__REQUIRED TASK__
Convert the lines from the line with "area-february — [90, 362, 534, 406]" to the line with "y-tick-label: 6000 — [32, 36, 65, 51]", both included, into a JSON list of strings with one string per line and blank lines omitted.

::::

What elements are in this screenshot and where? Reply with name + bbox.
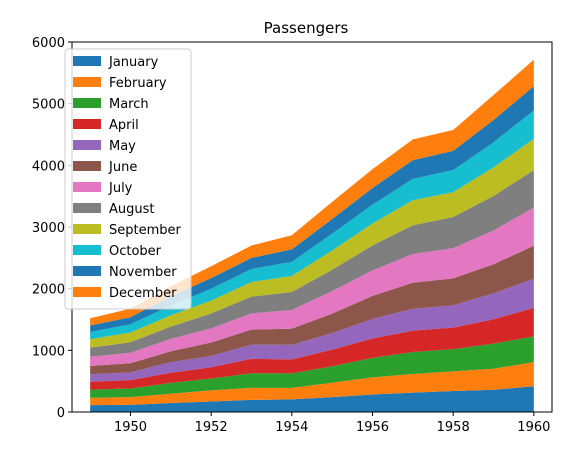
area-february — [90, 362, 534, 406]
area-january — [90, 386, 534, 412]
y-tick-label: 3000 — [32, 221, 65, 236]
legend-swatch — [73, 245, 101, 255]
legend-swatch — [73, 140, 101, 150]
y-tick-label: 2000 — [32, 283, 65, 298]
legend-label: August — [109, 202, 155, 217]
legend-label: May — [109, 139, 136, 154]
y-tick-label: 4000 — [32, 159, 65, 174]
legend-label: October — [109, 244, 162, 259]
legend-label: April — [109, 118, 139, 133]
legend: January February March April May June July Augu… — [64, 48, 192, 310]
x-tick-label: 1956 — [356, 420, 389, 435]
y-tick-label: 1000 — [32, 344, 65, 359]
legend-label: February — [109, 76, 167, 91]
legend-swatch — [73, 182, 101, 192]
area-layers — [90, 59, 534, 412]
x-tick-label: 1954 — [275, 420, 308, 435]
legend-box — [64, 48, 192, 310]
chart-title: Passengers — [264, 19, 349, 37]
legend-label: June — [108, 160, 137, 175]
area-april — [90, 307, 534, 390]
x-tick-label: 1960 — [517, 420, 550, 435]
legend-swatch — [73, 77, 101, 87]
area-may — [90, 278, 534, 382]
axes: 1950 1952 1954 1956 1958 1960 0 1000 2000 3000 400… — [32, 36, 553, 435]
legend-swatch — [73, 287, 101, 297]
legend-label: March — [109, 97, 149, 112]
x-tick-label: 1952 — [195, 420, 228, 435]
legend-label: July — [108, 181, 133, 196]
y-tick-label: 5000 — [32, 98, 65, 113]
y-tick-label: 6000 — [32, 36, 65, 51]
legend-swatch — [73, 98, 101, 108]
legend-swatch — [73, 224, 101, 234]
legend-label: November — [109, 265, 177, 280]
legend-swatch — [73, 203, 101, 213]
legend-label: December — [109, 286, 177, 301]
legend-label: January — [108, 55, 159, 70]
legend-swatch — [73, 119, 101, 129]
x-tick-label: 1958 — [437, 420, 470, 435]
legend-swatch — [73, 56, 101, 66]
legend-swatch — [73, 161, 101, 171]
x-tick-label: 1950 — [114, 420, 147, 435]
legend-swatch — [73, 266, 101, 276]
legend-label: September — [109, 223, 182, 238]
area-march — [90, 336, 534, 398]
y-tick-label: 0 — [57, 406, 65, 421]
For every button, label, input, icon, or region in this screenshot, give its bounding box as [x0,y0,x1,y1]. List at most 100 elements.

::::

__EXERCISE ANSWER__
[
  "area-february — [90, 362, 534, 406]",
  "area-january — [90, 386, 534, 412]",
  "y-tick-label: 3000 — [32, 221, 65, 236]",
  "legend-swatch — [73, 245, 101, 255]",
  "legend-swatch — [73, 140, 101, 150]",
  "y-tick-label: 2000 — [32, 283, 65, 298]",
  "legend-label: August — [109, 202, 155, 217]",
  "legend-label: May — [109, 139, 136, 154]",
  "y-tick-label: 4000 — [32, 159, 65, 174]",
  "legend-label: October — [109, 244, 162, 259]",
  "legend-label: April — [109, 118, 139, 133]",
  "legend: January February March April May June July Augu… — [64, 48, 192, 310]",
  "x-tick-label: 1956 — [356, 420, 389, 435]",
  "y-tick-label: 1000 — [32, 344, 65, 359]",
  "legend-label: February — [109, 76, 167, 91]",
  "legend-swatch — [73, 182, 101, 192]",
  "area-layers — [90, 59, 534, 412]",
  "x-tick-label: 1954 — [275, 420, 308, 435]",
  "legend-box — [64, 48, 192, 310]",
  "chart-title: Passengers — [264, 19, 349, 37]",
  "legend-label: June — [108, 160, 137, 175]",
  "area-april — [90, 307, 534, 390]",
  "x-tick-label: 1960 — [517, 420, 550, 435]",
  "legend-swatch — [73, 77, 101, 87]",
  "area-may — [90, 278, 534, 382]",
  "axes: 1950 1952 1954 1956 1958 1960 0 1000 2000 3000 400… — [32, 36, 553, 435]",
  "legend-swatch — [73, 287, 101, 297]",
  "legend-label: March — [109, 97, 149, 112]",
  "x-tick-label: 1952 — [195, 420, 228, 435]",
  "legend-label: July — [108, 181, 133, 196]",
  "y-tick-label: 5000 — [32, 98, 65, 113]",
  "y-tick-label: 6000 — [32, 36, 65, 51]"
]